▶ EXERCISE DETAILS
Restate each line of the listing exactly, without carrying over any pictures.

▶ Data records
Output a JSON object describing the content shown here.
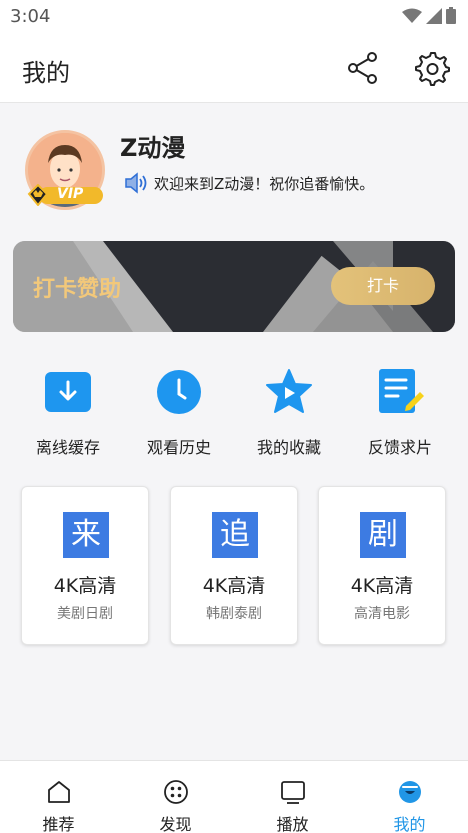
{
  "status_bar": {
    "time": "3:04"
  },
  "header": {
    "title": "我的"
  },
  "profile": {
    "username": "Z动漫",
    "welcome": "欢迎来到Z动漫！祝你追番愉快。",
    "badge": "VIP"
  },
  "checkin": {
    "title": "打卡赞助",
    "button": "打卡"
  },
  "quick_actions": [
    {
      "label": "离线缓存",
      "icon": "download-icon"
    },
    {
      "label": "观看历史",
      "icon": "clock-icon"
    },
    {
      "label": "我的收藏",
      "icon": "star-play-icon"
    },
    {
      "label": "反馈求片",
      "icon": "note-edit-icon"
    }
  ],
  "cards": [
    {
      "char": "来",
      "title": "4K高清",
      "subtitle": "美剧日剧"
    },
    {
      "char": "追",
      "title": "4K高清",
      "subtitle": "韩剧泰剧"
    },
    {
      "char": "剧",
      "title": "4K高清",
      "subtitle": "高清电影"
    }
  ],
  "bottom_nav": [
    {
      "label": "推荐",
      "icon": "home-icon"
    },
    {
      "label": "发现",
      "icon": "discover-icon"
    },
    {
      "label": "播放",
      "icon": "tv-icon"
    },
    {
      "label": "我的",
      "icon": "profile-icon",
      "active": true
    }
  ],
  "colors": {
    "accent": "#2196e6",
    "card_icon": "#3d7be2",
    "gold": "#f2c87a"
  }
}
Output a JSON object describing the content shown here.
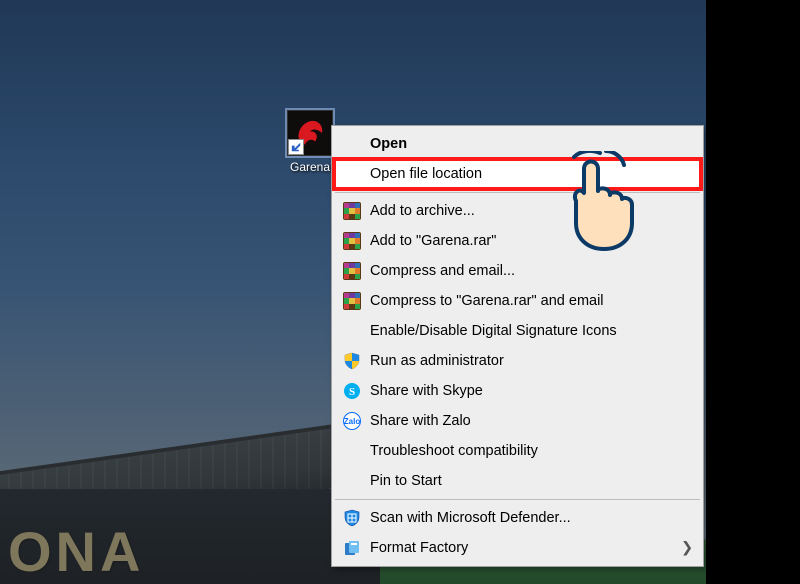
{
  "shortcut": {
    "label": "Garena",
    "icon_name": "garena-dragon-icon"
  },
  "desktop": {
    "banner_text": "ONA"
  },
  "context_menu": {
    "items": [
      {
        "label": "Open",
        "bold": true,
        "icon": null,
        "submenu": false
      },
      {
        "label": "Open file location",
        "bold": false,
        "icon": null,
        "submenu": false,
        "highlighted": true
      },
      {
        "label": "Add to archive...",
        "bold": false,
        "icon": "winrar",
        "submenu": false
      },
      {
        "label": "Add to \"Garena.rar\"",
        "bold": false,
        "icon": "winrar",
        "submenu": false
      },
      {
        "label": "Compress and email...",
        "bold": false,
        "icon": "winrar",
        "submenu": false
      },
      {
        "label": "Compress to \"Garena.rar\" and email",
        "bold": false,
        "icon": "winrar",
        "submenu": false
      },
      {
        "label": "Enable/Disable Digital Signature Icons",
        "bold": false,
        "icon": null,
        "submenu": false
      },
      {
        "label": "Run as administrator",
        "bold": false,
        "icon": "shield",
        "submenu": false
      },
      {
        "label": "Share with Skype",
        "bold": false,
        "icon": "skype",
        "submenu": false
      },
      {
        "label": "Share with Zalo",
        "bold": false,
        "icon": "zalo",
        "submenu": false
      },
      {
        "label": "Troubleshoot compatibility",
        "bold": false,
        "icon": null,
        "submenu": false
      },
      {
        "label": "Pin to Start",
        "bold": false,
        "icon": null,
        "submenu": false
      },
      {
        "label": "Scan with Microsoft Defender...",
        "bold": false,
        "icon": "defender",
        "submenu": false
      },
      {
        "label": "Format Factory",
        "bold": false,
        "icon": "formatfactory",
        "submenu": true
      }
    ],
    "separators_after_index": [
      1,
      11
    ]
  },
  "annotation": {
    "highlight_color": "#ff1a1a"
  }
}
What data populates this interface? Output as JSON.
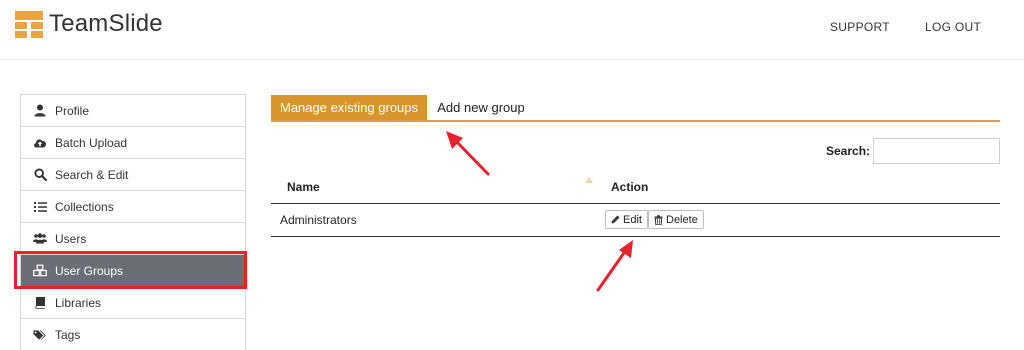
{
  "header": {
    "brand": "TeamSlide",
    "nav": {
      "support": "SUPPORT",
      "logout": "LOG OUT"
    },
    "brand_color": "#e8a640"
  },
  "sidebar": {
    "items": [
      {
        "label": "Profile",
        "icon": "user-icon"
      },
      {
        "label": "Batch Upload",
        "icon": "cloud-upload-icon"
      },
      {
        "label": "Search & Edit",
        "icon": "search-icon"
      },
      {
        "label": "Collections",
        "icon": "list-ordered-icon"
      },
      {
        "label": "Users",
        "icon": "users-icon"
      },
      {
        "label": "User Groups",
        "icon": "cubes-icon",
        "active": true
      },
      {
        "label": "Libraries",
        "icon": "book-icon"
      },
      {
        "label": "Tags",
        "icon": "tags-icon"
      }
    ],
    "active_color": "#6b6f75"
  },
  "tabs": [
    {
      "label": "Manage existing groups",
      "active": true
    },
    {
      "label": "Add new group",
      "active": false
    }
  ],
  "search": {
    "label": "Search:",
    "value": ""
  },
  "table": {
    "columns": {
      "name": "Name",
      "action": "Action"
    },
    "rows": [
      {
        "name": "Administrators",
        "edit_label": "Edit",
        "delete_label": "Delete"
      }
    ]
  },
  "colors": {
    "accent": "#d9952d",
    "annotation": "#e8222a"
  }
}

▶ ANSWER TO THE PROBLEM
Output a JSON object describing the content shown here.
{
  "status_bar": {
    "time": "3:04"
  },
  "header": {
    "title": "我的"
  },
  "profile": {
    "username": "Z动漫",
    "welcome": "欢迎来到Z动漫！祝你追番愉快。",
    "badge": "VIP"
  },
  "checkin": {
    "title": "打卡赞助",
    "button": "打卡"
  },
  "quick_actions": [
    {
      "label": "离线缓存",
      "icon": "download-icon"
    },
    {
      "label": "观看历史",
      "icon": "clock-icon"
    },
    {
      "label": "我的收藏",
      "icon": "star-play-icon"
    },
    {
      "label": "反馈求片",
      "icon": "note-edit-icon"
    }
  ],
  "cards": [
    {
      "char": "来",
      "title": "4K高清",
      "subtitle": "美剧日剧"
    },
    {
      "char": "追",
      "title": "4K高清",
      "subtitle": "韩剧泰剧"
    },
    {
      "char": "剧",
      "title": "4K高清",
      "subtitle": "高清电影"
    }
  ],
  "bottom_nav": [
    {
      "label": "推荐",
      "icon": "home-icon"
    },
    {
      "label": "发现",
      "icon": "discover-icon"
    },
    {
      "label": "播放",
      "icon": "tv-icon"
    },
    {
      "label": "我的",
      "icon": "profile-icon",
      "active": true
    }
  ],
  "colors": {
    "accent": "#2196e6",
    "card_icon": "#3d7be2",
    "gold": "#f2c87a"
  }
}
Output a JSON object describing the content shown here.
{
  "shortcut": {
    "label": "Garena",
    "icon_name": "garena-dragon-icon"
  },
  "desktop": {
    "banner_text": "ONA"
  },
  "context_menu": {
    "items": [
      {
        "label": "Open",
        "bold": true,
        "icon": null,
        "submenu": false
      },
      {
        "label": "Open file location",
        "bold": false,
        "icon": null,
        "submenu": false,
        "highlighted": true
      },
      {
        "label": "Add to archive...",
        "bold": false,
        "icon": "winrar",
        "submenu": false
      },
      {
        "label": "Add to \"Garena.rar\"",
        "bold": false,
        "icon": "winrar",
        "submenu": false
      },
      {
        "label": "Compress and email...",
        "bold": false,
        "icon": "winrar",
        "submenu": false
      },
      {
        "label": "Compress to \"Garena.rar\" and email",
        "bold": false,
        "icon": "winrar",
        "submenu": false
      },
      {
        "label": "Enable/Disable Digital Signature Icons",
        "bold": false,
        "icon": null,
        "submenu": false
      },
      {
        "label": "Run as administrator",
        "bold": false,
        "icon": "shield",
        "submenu": false
      },
      {
        "label": "Share with Skype",
        "bold": false,
        "icon": "skype",
        "submenu": false
      },
      {
        "label": "Share with Zalo",
        "bold": false,
        "icon": "zalo",
        "submenu": false
      },
      {
        "label": "Troubleshoot compatibility",
        "bold": false,
        "icon": null,
        "submenu": false
      },
      {
        "label": "Pin to Start",
        "bold": false,
        "icon": null,
        "submenu": false
      },
      {
        "label": "Scan with Microsoft Defender...",
        "bold": false,
        "icon": "defender",
        "submenu": false
      },
      {
        "label": "Format Factory",
        "bold": false,
        "icon": "formatfactory",
        "submenu": true
      }
    ],
    "separators_after_index": [
      1,
      11
    ]
  },
  "annotation": {
    "highlight_color": "#ff1a1a"
  }
}
What data populates this interface? Output as JSON.
{
  "header": {
    "brand": "TeamSlide",
    "nav": {
      "support": "SUPPORT",
      "logout": "LOG OUT"
    },
    "brand_color": "#e8a640"
  },
  "sidebar": {
    "items": [
      {
        "label": "Profile",
        "icon": "user-icon"
      },
      {
        "label": "Batch Upload",
        "icon": "cloud-upload-icon"
      },
      {
        "label": "Search & Edit",
        "icon": "search-icon"
      },
      {
        "label": "Collections",
        "icon": "list-ordered-icon"
      },
      {
        "label": "Users",
        "icon": "users-icon"
      },
      {
        "label": "User Groups",
        "icon": "cubes-icon",
        "active": true
      },
      {
        "label": "Libraries",
        "icon": "book-icon"
      },
      {
        "label": "Tags",
        "icon": "tags-icon"
      }
    ],
    "active_color": "#6b6f75"
  },
  "tabs": [
    {
      "label": "Manage existing groups",
      "active": true
    },
    {
      "label": "Add new group",
      "active": false
    }
  ],
  "search": {
    "label": "Search:",
    "value": ""
  },
  "table": {
    "columns": {
      "name": "Name",
      "action": "Action"
    },
    "rows": [
      {
        "name": "Administrators",
        "edit_label": "Edit",
        "delete_label": "Delete"
      }
    ]
  },
  "colors": {
    "accent": "#d9952d",
    "annotation": "#e8222a"
  }
}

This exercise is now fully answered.